___ Data records

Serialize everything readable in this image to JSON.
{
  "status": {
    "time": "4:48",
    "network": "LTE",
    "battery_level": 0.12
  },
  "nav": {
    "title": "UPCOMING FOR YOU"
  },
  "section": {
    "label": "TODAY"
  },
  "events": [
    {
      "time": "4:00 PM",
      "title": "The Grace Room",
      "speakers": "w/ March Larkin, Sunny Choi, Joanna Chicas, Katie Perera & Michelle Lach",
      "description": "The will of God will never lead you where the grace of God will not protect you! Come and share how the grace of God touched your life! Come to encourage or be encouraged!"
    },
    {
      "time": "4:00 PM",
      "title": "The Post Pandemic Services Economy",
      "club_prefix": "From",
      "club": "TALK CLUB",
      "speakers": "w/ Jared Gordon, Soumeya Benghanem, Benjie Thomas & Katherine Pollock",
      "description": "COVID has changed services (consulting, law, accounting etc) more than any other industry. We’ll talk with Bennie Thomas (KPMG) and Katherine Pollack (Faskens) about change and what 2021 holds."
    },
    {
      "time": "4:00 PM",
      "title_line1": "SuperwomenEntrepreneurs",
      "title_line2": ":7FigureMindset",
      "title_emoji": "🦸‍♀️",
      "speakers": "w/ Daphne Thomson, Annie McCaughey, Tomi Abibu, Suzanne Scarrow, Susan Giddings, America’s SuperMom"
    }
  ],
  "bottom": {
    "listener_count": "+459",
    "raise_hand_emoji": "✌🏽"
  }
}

______

Reproduce every line of the material above exactly.

Serialize everything readable in this image to JSON.
{
  "status": {
    "time": "4:48",
    "network": "LTE",
    "battery_level": 0.12
  },
  "nav": {
    "title": "UPCOMING FOR YOU"
  },
  "section": {
    "label": "TODAY"
  },
  "events": [
    {
      "time": "4:00 PM",
      "title": "The Grace Room",
      "speakers": "w/ March Larkin, Sunny Choi, Joanna Chicas, Katie Perera & Michelle Lach",
      "description": "The will of God will never lead you where the grace of God will not protect you! Come and share how the grace of God touched your life! Come to encourage or be encouraged!"
    },
    {
      "time": "4:00 PM",
      "title": "The Post Pandemic Services Economy",
      "club_prefix": "From",
      "club": "TALK CLUB",
      "speakers": "w/ Jared Gordon, Soumeya Benghanem, Benjie Thomas & Katherine Pollock",
      "description": "COVID has changed services (consulting, law, accounting etc) more than any other industry. We’ll talk with Bennie Thomas (KPMG) and Katherine Pollack (Faskens) about change and what 2021 holds."
    },
    {
      "time": "4:00 PM",
      "title_line1": "SuperwomenEntrepreneurs",
      "title_line2": ":7FigureMindset",
      "title_emoji": "🦸‍♀️",
      "speakers": "w/ Daphne Thomson, Annie McCaughey, Tomi Abibu, Suzanne Scarrow, Susan Giddings, America’s SuperMom"
    }
  ],
  "bottom": {
    "listener_count": "+459",
    "raise_hand_emoji": "✌🏽"
  }
}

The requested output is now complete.